What the exercise asks
Write out the records again, exactly, leaving none out.

Collected data entries:
[BEGIN]

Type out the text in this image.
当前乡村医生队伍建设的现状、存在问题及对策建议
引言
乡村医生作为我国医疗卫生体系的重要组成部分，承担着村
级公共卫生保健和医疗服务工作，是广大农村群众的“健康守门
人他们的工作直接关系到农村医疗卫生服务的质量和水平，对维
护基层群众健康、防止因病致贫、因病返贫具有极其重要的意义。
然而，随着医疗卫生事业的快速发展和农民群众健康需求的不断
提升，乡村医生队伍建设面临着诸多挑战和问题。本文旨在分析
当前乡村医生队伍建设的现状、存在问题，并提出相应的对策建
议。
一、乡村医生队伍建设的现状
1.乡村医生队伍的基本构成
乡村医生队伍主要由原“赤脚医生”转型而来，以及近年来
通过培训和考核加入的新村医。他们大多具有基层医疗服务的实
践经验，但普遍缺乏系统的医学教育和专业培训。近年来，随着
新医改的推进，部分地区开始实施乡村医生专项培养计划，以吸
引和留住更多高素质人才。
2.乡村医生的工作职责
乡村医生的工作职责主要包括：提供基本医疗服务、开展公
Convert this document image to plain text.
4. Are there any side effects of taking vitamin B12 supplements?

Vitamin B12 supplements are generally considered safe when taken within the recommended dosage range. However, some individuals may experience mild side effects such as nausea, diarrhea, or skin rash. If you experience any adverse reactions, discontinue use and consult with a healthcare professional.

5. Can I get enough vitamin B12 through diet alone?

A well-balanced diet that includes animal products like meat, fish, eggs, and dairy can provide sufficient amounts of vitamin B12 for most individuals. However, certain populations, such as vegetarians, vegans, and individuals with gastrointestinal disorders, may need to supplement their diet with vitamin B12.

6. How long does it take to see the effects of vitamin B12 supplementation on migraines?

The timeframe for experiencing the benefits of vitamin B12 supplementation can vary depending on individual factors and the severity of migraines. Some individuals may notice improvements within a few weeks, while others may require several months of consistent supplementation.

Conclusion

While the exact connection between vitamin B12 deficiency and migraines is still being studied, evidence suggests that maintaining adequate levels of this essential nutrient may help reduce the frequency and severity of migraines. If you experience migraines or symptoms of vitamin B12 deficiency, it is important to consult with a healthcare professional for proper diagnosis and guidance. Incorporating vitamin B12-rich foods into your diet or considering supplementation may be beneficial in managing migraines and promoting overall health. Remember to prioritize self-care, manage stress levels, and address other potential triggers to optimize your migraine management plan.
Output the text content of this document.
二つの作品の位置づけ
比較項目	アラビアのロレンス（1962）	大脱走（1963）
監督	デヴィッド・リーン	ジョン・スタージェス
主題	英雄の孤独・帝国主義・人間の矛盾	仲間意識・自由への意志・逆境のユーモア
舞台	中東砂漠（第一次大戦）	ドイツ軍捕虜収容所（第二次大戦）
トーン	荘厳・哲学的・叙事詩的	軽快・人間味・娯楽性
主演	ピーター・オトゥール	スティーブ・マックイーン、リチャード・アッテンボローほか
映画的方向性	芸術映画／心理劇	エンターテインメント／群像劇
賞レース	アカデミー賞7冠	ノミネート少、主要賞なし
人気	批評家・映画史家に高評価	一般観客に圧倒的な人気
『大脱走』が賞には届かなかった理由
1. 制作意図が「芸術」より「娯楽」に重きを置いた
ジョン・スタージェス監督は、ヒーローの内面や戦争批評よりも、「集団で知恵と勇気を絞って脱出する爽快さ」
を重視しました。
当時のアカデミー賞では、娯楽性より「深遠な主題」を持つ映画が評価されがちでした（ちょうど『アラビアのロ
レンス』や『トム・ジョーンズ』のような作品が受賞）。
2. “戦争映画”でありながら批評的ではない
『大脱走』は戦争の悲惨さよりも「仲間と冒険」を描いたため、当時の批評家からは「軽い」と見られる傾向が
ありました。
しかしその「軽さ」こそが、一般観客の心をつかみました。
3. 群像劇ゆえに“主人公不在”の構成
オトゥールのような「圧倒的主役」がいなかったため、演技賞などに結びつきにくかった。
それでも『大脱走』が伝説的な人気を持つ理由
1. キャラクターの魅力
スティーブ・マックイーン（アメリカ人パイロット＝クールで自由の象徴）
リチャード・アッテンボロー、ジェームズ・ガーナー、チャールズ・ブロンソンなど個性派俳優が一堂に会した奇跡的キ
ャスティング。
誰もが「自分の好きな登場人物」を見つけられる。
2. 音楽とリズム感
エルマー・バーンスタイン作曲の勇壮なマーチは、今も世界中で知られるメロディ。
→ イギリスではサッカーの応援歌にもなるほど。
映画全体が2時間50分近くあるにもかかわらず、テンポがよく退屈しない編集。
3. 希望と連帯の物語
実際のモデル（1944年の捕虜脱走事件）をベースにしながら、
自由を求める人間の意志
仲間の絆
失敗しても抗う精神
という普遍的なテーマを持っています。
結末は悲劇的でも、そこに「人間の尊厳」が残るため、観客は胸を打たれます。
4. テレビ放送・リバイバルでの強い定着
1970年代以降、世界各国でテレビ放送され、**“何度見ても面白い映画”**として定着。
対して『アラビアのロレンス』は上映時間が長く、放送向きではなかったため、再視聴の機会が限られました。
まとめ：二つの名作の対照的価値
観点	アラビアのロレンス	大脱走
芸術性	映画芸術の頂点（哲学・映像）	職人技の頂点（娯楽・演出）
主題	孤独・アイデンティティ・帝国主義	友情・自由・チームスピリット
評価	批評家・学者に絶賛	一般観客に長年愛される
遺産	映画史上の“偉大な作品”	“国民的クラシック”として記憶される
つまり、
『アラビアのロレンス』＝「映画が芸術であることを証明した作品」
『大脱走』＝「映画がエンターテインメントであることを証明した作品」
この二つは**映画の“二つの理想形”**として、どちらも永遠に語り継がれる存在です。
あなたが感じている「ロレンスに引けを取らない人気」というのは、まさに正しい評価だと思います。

[END]

Expected answer
Type out the text in this image.
当前乡村医生队伍建设的现状、存在问题及对策建议
引言
乡村医生作为我国医疗卫生体系的重要组成部分，承担着村
级公共卫生保健和医疗服务工作，是广大农村群众的“健康守门
人他们的工作直接关系到农村医疗卫生服务的质量和水平，对维
护基层群众健康、防止因病致贫、因病返贫具有极其重要的意义。
然而，随着医疗卫生事业的快速发展和农民群众健康需求的不断
提升，乡村医生队伍建设面临着诸多挑战和问题。本文旨在分析
当前乡村医生队伍建设的现状、存在问题，并提出相应的对策建
议。
一、乡村医生队伍建设的现状
1.乡村医生队伍的基本构成
乡村医生队伍主要由原“赤脚医生”转型而来，以及近年来
通过培训和考核加入的新村医。他们大多具有基层医疗服务的实
践经验，但普遍缺乏系统的医学教育和专业培训。近年来，随着
新医改的推进，部分地区开始实施乡村医生专项培养计划，以吸
引和留住更多高素质人才。
2.乡村医生的工作职责
乡村医生的工作职责主要包括：提供基本医疗服务、开展公
Convert this document image to plain text.
4. Are there any side effects of taking vitamin B12 supplements?

Vitamin B12 supplements are generally considered safe when taken within the recommended dosage range. However, some individuals may experience mild side effects such as nausea, diarrhea, or skin rash. If you experience any adverse reactions, discontinue use and consult with a healthcare professional.

5. Can I get enough vitamin B12 through diet alone?

A well-balanced diet that includes animal products like meat, fish, eggs, and dairy can provide sufficient amounts of vitamin B12 for most individuals. However, certain populations, such as vegetarians, vegans, and individuals with gastrointestinal disorders, may need to supplement their diet with vitamin B12.

6. How long does it take to see the effects of vitamin B12 supplementation on migraines?

The timeframe for experiencing the benefits of vitamin B12 supplementation can vary depending on individual factors and the severity of migraines. Some individuals may notice improvements within a few weeks, while others may require several months of consistent supplementation.

Conclusion

While the exact connection between vitamin B12 deficiency and migraines is still being studied, evidence suggests that maintaining adequate levels of this essential nutrient may help reduce the frequency and severity of migraines. If you experience migraines or symptoms of vitamin B12 deficiency, it is important to consult with a healthcare professional for proper diagnosis and guidance. Incorporating vitamin B12-rich foods into your diet or considering supplementation may be beneficial in managing migraines and promoting overall health. Remember to prioritize self-care, manage stress levels, and address other potential triggers to optimize your migraine management plan.
Output the text content of this document.
二つの作品の位置づけ
比較項目	アラビアのロレンス（1962）	大脱走（1963）
監督	デヴィッド・リーン	ジョン・スタージェス
主題	英雄の孤独・帝国主義・人間の矛盾	仲間意識・自由への意志・逆境のユーモア
舞台	中東砂漠（第一次大戦）	ドイツ軍捕虜収容所（第二次大戦）
トーン	荘厳・哲学的・叙事詩的	軽快・人間味・娯楽性
主演	ピーター・オトゥール	スティーブ・マックイーン、リチャード・アッテンボローほか
映画的方向性	芸術映画／心理劇	エンターテインメント／群像劇
賞レース	アカデミー賞7冠	ノミネート少、主要賞なし
人気	批評家・映画史家に高評価	一般観客に圧倒的な人気
『大脱走』が賞には届かなかった理由
1. 制作意図が「芸術」より「娯楽」に重きを置いた
ジョン・スタージェス監督は、ヒーローの内面や戦争批評よりも、「集団で知恵と勇気を絞って脱出する爽快さ」
を重視しました。
当時のアカデミー賞では、娯楽性より「深遠な主題」を持つ映画が評価されがちでした（ちょうど『アラビアのロ
レンス』や『トム・ジョーンズ』のような作品が受賞）。
2. “戦争映画”でありながら批評的ではない
『大脱走』は戦争の悲惨さよりも「仲間と冒険」を描いたため、当時の批評家からは「軽い」と見られる傾向が
ありました。
しかしその「軽さ」こそが、一般観客の心をつかみました。
3. 群像劇ゆえに“主人公不在”の構成
オトゥールのような「圧倒的主役」がいなかったため、演技賞などに結びつきにくかった。
それでも『大脱走』が伝説的な人気を持つ理由
1. キャラクターの魅力
スティーブ・マックイーン（アメリカ人パイロット＝クールで自由の象徴）
リチャード・アッテンボロー、ジェームズ・ガーナー、チャールズ・ブロンソンなど個性派俳優が一堂に会した奇跡的キ
ャスティング。
誰もが「自分の好きな登場人物」を見つけられる。
2. 音楽とリズム感
エルマー・バーンスタイン作曲の勇壮なマーチは、今も世界中で知られるメロディ。
→ イギリスではサッカーの応援歌にもなるほど。
映画全体が2時間50分近くあるにもかかわらず、テンポがよく退屈しない編集。
3. 希望と連帯の物語
実際のモデル（1944年の捕虜脱走事件）をベースにしながら、
自由を求める人間の意志
仲間の絆
失敗しても抗う精神
という普遍的なテーマを持っています。
結末は悲劇的でも、そこに「人間の尊厳」が残るため、観客は胸を打たれます。
4. テレビ放送・リバイバルでの強い定着
1970年代以降、世界各国でテレビ放送され、**“何度見ても面白い映画”**として定着。
対して『アラビアのロレンス』は上映時間が長く、放送向きではなかったため、再視聴の機会が限られました。
まとめ：二つの名作の対照的価値
観点	アラビアのロレンス	大脱走
芸術性	映画芸術の頂点（哲学・映像）	職人技の頂点（娯楽・演出）
主題	孤独・アイデンティティ・帝国主義	友情・自由・チームスピリット
評価	批評家・学者に絶賛	一般観客に長年愛される
遺産	映画史上の“偉大な作品”	“国民的クラシック”として記憶される
つまり、
『アラビアのロレンス』＝「映画が芸術であることを証明した作品」
『大脱走』＝「映画がエンターテインメントであることを証明した作品」
この二つは**映画の“二つの理想形”**として、どちらも永遠に語り継がれる存在です。
あなたが感じている「ロレンスに引けを取らない人気」というのは、まさに正しい評価だと思います。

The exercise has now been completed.